## Goal
Transcribe the listing in full, excluding any pictures.

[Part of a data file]
....................

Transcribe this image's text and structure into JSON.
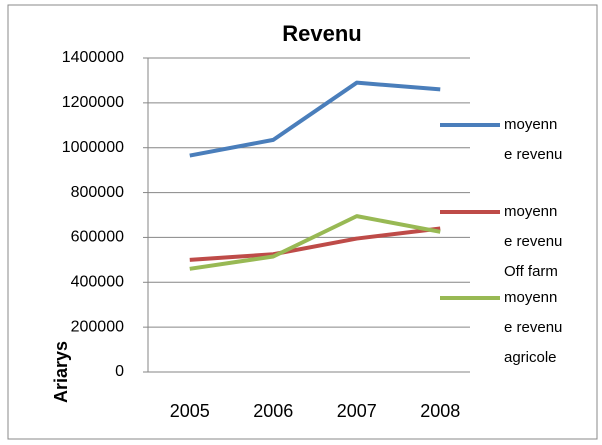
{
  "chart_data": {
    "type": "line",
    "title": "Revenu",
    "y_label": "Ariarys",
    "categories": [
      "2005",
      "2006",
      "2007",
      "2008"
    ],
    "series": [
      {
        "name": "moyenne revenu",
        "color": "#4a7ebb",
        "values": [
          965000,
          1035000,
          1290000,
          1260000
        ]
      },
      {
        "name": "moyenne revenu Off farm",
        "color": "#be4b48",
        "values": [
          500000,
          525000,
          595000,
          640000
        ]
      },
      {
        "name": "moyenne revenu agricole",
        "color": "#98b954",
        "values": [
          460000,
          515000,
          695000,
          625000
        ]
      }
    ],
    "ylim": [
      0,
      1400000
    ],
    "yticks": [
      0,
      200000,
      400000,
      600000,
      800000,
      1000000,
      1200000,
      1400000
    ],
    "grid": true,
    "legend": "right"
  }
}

....................

## Exercise response
Transcribe this image's text and structure into JSON.
{
  "chart_data": {
    "type": "line",
    "title": "Revenu",
    "y_label": "Ariarys",
    "categories": [
      "2005",
      "2006",
      "2007",
      "2008"
    ],
    "series": [
      {
        "name": "moyenne revenu",
        "color": "#4a7ebb",
        "values": [
          965000,
          1035000,
          1290000,
          1260000
        ]
      },
      {
        "name": "moyenne revenu Off farm",
        "color": "#be4b48",
        "values": [
          500000,
          525000,
          595000,
          640000
        ]
      },
      {
        "name": "moyenne revenu agricole",
        "color": "#98b954",
        "values": [
          460000,
          515000,
          695000,
          625000
        ]
      }
    ],
    "ylim": [
      0,
      1400000
    ],
    "yticks": [
      0,
      200000,
      400000,
      600000,
      800000,
      1000000,
      1200000,
      1400000
    ],
    "grid": true,
    "legend": "right"
  }
}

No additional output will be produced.